▶ **Task details**: Write out the listing below in full and exactly, leaving out every picture.

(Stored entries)
────────────────

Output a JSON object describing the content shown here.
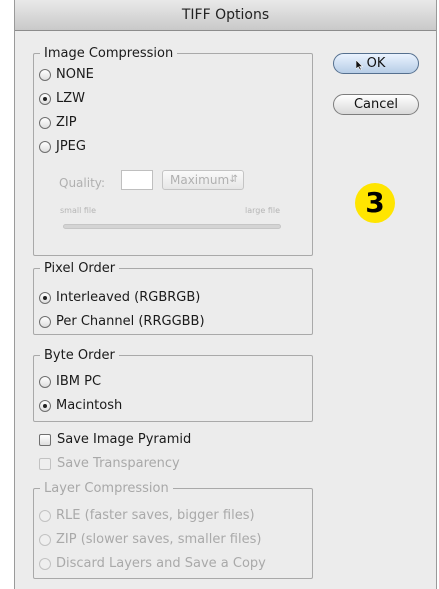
{
  "window": {
    "title": "TIFF Options"
  },
  "image_compression": {
    "legend": "Image Compression",
    "options": [
      {
        "label": "NONE",
        "selected": false
      },
      {
        "label": "LZW",
        "selected": true
      },
      {
        "label": "ZIP",
        "selected": false
      },
      {
        "label": "JPEG",
        "selected": false
      }
    ],
    "quality_label": "Quality:",
    "quality_value": "",
    "quality_select": "Maximum",
    "small_file_label": "small file",
    "large_file_label": "large file"
  },
  "pixel_order": {
    "legend": "Pixel Order",
    "options": [
      {
        "label": "Interleaved (RGBRGB)",
        "selected": true
      },
      {
        "label": "Per Channel (RRGGBB)",
        "selected": false
      }
    ]
  },
  "byte_order": {
    "legend": "Byte Order",
    "options": [
      {
        "label": "IBM PC",
        "selected": false
      },
      {
        "label": "Macintosh",
        "selected": true
      }
    ]
  },
  "checkboxes": {
    "save_image_pyramid": "Save Image Pyramid",
    "save_transparency": "Save Transparency"
  },
  "layer_compression": {
    "legend": "Layer Compression",
    "options": [
      {
        "label": "RLE (faster saves, bigger files)",
        "selected": false
      },
      {
        "label": "ZIP (slower saves, smaller files)",
        "selected": false
      },
      {
        "label": "Discard Layers and Save a Copy",
        "selected": false
      }
    ]
  },
  "buttons": {
    "ok": "OK",
    "cancel": "Cancel"
  },
  "badge": {
    "number": "3",
    "color": "#ffe500"
  }
}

────────────────

▶ **Finished exercise**:
Output a JSON object describing the content shown here.
{
  "window": {
    "title": "TIFF Options"
  },
  "image_compression": {
    "legend": "Image Compression",
    "options": [
      {
        "label": "NONE",
        "selected": false
      },
      {
        "label": "LZW",
        "selected": true
      },
      {
        "label": "ZIP",
        "selected": false
      },
      {
        "label": "JPEG",
        "selected": false
      }
    ],
    "quality_label": "Quality:",
    "quality_value": "",
    "quality_select": "Maximum",
    "small_file_label": "small file",
    "large_file_label": "large file"
  },
  "pixel_order": {
    "legend": "Pixel Order",
    "options": [
      {
        "label": "Interleaved (RGBRGB)",
        "selected": true
      },
      {
        "label": "Per Channel (RRGGBB)",
        "selected": false
      }
    ]
  },
  "byte_order": {
    "legend": "Byte Order",
    "options": [
      {
        "label": "IBM PC",
        "selected": false
      },
      {
        "label": "Macintosh",
        "selected": true
      }
    ]
  },
  "checkboxes": {
    "save_image_pyramid": "Save Image Pyramid",
    "save_transparency": "Save Transparency"
  },
  "layer_compression": {
    "legend": "Layer Compression",
    "options": [
      {
        "label": "RLE (faster saves, bigger files)",
        "selected": false
      },
      {
        "label": "ZIP (slower saves, smaller files)",
        "selected": false
      },
      {
        "label": "Discard Layers and Save a Copy",
        "selected": false
      }
    ]
  },
  "buttons": {
    "ok": "OK",
    "cancel": "Cancel"
  },
  "badge": {
    "number": "3",
    "color": "#ffe500"
  }
}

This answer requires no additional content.